### Goal
Return every line of the material exactly.

═══ Available data

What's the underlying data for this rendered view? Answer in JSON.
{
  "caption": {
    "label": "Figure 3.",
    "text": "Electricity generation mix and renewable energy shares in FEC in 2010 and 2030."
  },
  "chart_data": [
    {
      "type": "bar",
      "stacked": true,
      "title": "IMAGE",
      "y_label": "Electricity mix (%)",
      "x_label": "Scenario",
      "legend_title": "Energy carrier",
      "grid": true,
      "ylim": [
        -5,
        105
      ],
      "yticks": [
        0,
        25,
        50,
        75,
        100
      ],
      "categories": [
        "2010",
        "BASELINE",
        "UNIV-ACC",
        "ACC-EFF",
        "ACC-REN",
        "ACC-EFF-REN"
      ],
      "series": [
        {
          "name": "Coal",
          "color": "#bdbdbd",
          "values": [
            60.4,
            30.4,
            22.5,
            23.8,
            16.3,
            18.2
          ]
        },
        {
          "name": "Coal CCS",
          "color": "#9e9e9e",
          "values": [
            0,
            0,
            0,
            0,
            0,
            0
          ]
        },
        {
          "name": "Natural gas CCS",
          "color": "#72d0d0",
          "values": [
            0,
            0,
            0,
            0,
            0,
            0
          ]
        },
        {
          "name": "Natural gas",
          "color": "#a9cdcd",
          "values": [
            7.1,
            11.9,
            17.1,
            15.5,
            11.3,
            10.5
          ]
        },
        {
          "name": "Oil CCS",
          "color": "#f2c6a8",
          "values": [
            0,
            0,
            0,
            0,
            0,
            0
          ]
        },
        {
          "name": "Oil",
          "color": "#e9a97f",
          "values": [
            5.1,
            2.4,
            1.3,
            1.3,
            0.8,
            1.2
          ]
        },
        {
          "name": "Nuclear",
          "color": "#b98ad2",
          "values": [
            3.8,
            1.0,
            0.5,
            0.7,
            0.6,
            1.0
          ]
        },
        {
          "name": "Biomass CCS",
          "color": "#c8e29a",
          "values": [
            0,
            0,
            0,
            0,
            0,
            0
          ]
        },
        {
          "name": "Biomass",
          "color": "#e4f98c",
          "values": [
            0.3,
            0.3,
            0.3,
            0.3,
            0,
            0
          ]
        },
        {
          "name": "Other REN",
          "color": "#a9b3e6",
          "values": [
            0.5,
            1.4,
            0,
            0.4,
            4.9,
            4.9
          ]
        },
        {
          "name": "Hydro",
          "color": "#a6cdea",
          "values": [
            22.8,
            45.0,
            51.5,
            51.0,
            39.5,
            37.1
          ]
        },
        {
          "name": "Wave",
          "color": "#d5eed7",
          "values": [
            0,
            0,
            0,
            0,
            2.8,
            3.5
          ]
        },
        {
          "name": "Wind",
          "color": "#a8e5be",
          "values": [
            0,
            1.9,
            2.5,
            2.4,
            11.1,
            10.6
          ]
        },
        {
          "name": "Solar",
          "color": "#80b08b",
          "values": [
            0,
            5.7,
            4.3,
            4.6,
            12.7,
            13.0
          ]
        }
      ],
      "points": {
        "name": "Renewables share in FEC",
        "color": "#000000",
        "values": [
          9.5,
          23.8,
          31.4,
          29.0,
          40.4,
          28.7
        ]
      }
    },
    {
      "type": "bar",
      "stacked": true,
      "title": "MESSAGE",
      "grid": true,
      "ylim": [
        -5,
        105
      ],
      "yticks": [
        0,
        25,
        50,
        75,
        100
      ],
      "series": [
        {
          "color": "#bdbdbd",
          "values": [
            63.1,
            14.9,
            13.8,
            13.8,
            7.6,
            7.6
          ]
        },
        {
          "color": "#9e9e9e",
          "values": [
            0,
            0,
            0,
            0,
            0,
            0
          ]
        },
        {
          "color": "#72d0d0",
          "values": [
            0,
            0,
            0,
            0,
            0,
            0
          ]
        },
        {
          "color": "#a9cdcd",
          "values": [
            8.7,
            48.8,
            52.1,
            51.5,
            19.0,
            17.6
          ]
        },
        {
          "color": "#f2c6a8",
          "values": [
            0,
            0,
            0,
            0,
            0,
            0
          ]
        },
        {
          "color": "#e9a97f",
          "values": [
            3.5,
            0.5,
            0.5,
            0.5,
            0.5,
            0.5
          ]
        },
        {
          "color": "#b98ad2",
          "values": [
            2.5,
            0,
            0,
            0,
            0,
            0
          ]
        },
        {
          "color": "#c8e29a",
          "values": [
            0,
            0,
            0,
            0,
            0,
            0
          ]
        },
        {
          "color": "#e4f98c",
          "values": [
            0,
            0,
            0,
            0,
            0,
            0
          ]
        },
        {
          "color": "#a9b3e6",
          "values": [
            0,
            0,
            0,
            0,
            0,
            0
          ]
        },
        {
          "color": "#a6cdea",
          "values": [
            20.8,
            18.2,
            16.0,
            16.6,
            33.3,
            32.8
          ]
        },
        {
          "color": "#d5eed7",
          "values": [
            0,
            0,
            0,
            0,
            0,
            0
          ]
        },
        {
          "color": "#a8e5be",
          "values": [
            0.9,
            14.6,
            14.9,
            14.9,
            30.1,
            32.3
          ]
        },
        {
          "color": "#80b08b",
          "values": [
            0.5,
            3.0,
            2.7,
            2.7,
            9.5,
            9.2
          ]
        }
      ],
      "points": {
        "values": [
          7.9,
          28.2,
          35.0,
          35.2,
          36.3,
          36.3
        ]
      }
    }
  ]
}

══════

### Task response
What's the underlying data for this rendered view? Answer in JSON.
{
  "caption": {
    "label": "Figure 3.",
    "text": "Electricity generation mix and renewable energy shares in FEC in 2010 and 2030."
  },
  "chart_data": [
    {
      "type": "bar",
      "stacked": true,
      "title": "IMAGE",
      "y_label": "Electricity mix (%)",
      "x_label": "Scenario",
      "legend_title": "Energy carrier",
      "grid": true,
      "ylim": [
        -5,
        105
      ],
      "yticks": [
        0,
        25,
        50,
        75,
        100
      ],
      "categories": [
        "2010",
        "BASELINE",
        "UNIV-ACC",
        "ACC-EFF",
        "ACC-REN",
        "ACC-EFF-REN"
      ],
      "series": [
        {
          "name": "Coal",
          "color": "#bdbdbd",
          "values": [
            60.4,
            30.4,
            22.5,
            23.8,
            16.3,
            18.2
          ]
        },
        {
          "name": "Coal CCS",
          "color": "#9e9e9e",
          "values": [
            0,
            0,
            0,
            0,
            0,
            0
          ]
        },
        {
          "name": "Natural gas CCS",
          "color": "#72d0d0",
          "values": [
            0,
            0,
            0,
            0,
            0,
            0
          ]
        },
        {
          "name": "Natural gas",
          "color": "#a9cdcd",
          "values": [
            7.1,
            11.9,
            17.1,
            15.5,
            11.3,
            10.5
          ]
        },
        {
          "name": "Oil CCS",
          "color": "#f2c6a8",
          "values": [
            0,
            0,
            0,
            0,
            0,
            0
          ]
        },
        {
          "name": "Oil",
          "color": "#e9a97f",
          "values": [
            5.1,
            2.4,
            1.3,
            1.3,
            0.8,
            1.2
          ]
        },
        {
          "name": "Nuclear",
          "color": "#b98ad2",
          "values": [
            3.8,
            1.0,
            0.5,
            0.7,
            0.6,
            1.0
          ]
        },
        {
          "name": "Biomass CCS",
          "color": "#c8e29a",
          "values": [
            0,
            0,
            0,
            0,
            0,
            0
          ]
        },
        {
          "name": "Biomass",
          "color": "#e4f98c",
          "values": [
            0.3,
            0.3,
            0.3,
            0.3,
            0,
            0
          ]
        },
        {
          "name": "Other REN",
          "color": "#a9b3e6",
          "values": [
            0.5,
            1.4,
            0,
            0.4,
            4.9,
            4.9
          ]
        },
        {
          "name": "Hydro",
          "color": "#a6cdea",
          "values": [
            22.8,
            45.0,
            51.5,
            51.0,
            39.5,
            37.1
          ]
        },
        {
          "name": "Wave",
          "color": "#d5eed7",
          "values": [
            0,
            0,
            0,
            0,
            2.8,
            3.5
          ]
        },
        {
          "name": "Wind",
          "color": "#a8e5be",
          "values": [
            0,
            1.9,
            2.5,
            2.4,
            11.1,
            10.6
          ]
        },
        {
          "name": "Solar",
          "color": "#80b08b",
          "values": [
            0,
            5.7,
            4.3,
            4.6,
            12.7,
            13.0
          ]
        }
      ],
      "points": {
        "name": "Renewables share in FEC",
        "color": "#000000",
        "values": [
          9.5,
          23.8,
          31.4,
          29.0,
          40.4,
          28.7
        ]
      }
    },
    {
      "type": "bar",
      "stacked": true,
      "title": "MESSAGE",
      "grid": true,
      "ylim": [
        -5,
        105
      ],
      "yticks": [
        0,
        25,
        50,
        75,
        100
      ],
      "series": [
        {
          "color": "#bdbdbd",
          "values": [
            63.1,
            14.9,
            13.8,
            13.8,
            7.6,
            7.6
          ]
        },
        {
          "color": "#9e9e9e",
          "values": [
            0,
            0,
            0,
            0,
            0,
            0
          ]
        },
        {
          "color": "#72d0d0",
          "values": [
            0,
            0,
            0,
            0,
            0,
            0
          ]
        },
        {
          "color": "#a9cdcd",
          "values": [
            8.7,
            48.8,
            52.1,
            51.5,
            19.0,
            17.6
          ]
        },
        {
          "color": "#f2c6a8",
          "values": [
            0,
            0,
            0,
            0,
            0,
            0
          ]
        },
        {
          "color": "#e9a97f",
          "values": [
            3.5,
            0.5,
            0.5,
            0.5,
            0.5,
            0.5
          ]
        },
        {
          "color": "#b98ad2",
          "values": [
            2.5,
            0,
            0,
            0,
            0,
            0
          ]
        },
        {
          "color": "#c8e29a",
          "values": [
            0,
            0,
            0,
            0,
            0,
            0
          ]
        },
        {
          "color": "#e4f98c",
          "values": [
            0,
            0,
            0,
            0,
            0,
            0
          ]
        },
        {
          "color": "#a9b3e6",
          "values": [
            0,
            0,
            0,
            0,
            0,
            0
          ]
        },
        {
          "color": "#a6cdea",
          "values": [
            20.8,
            18.2,
            16.0,
            16.6,
            33.3,
            32.8
          ]
        },
        {
          "color": "#d5eed7",
          "values": [
            0,
            0,
            0,
            0,
            0,
            0
          ]
        },
        {
          "color": "#a8e5be",
          "values": [
            0.9,
            14.6,
            14.9,
            14.9,
            30.1,
            32.3
          ]
        },
        {
          "color": "#80b08b",
          "values": [
            0.5,
            3.0,
            2.7,
            2.7,
            9.5,
            9.2
          ]
        }
      ],
      "points": {
        "values": [
          7.9,
          28.2,
          35.0,
          35.2,
          36.3,
          36.3
        ]
      }
    }
  ]
}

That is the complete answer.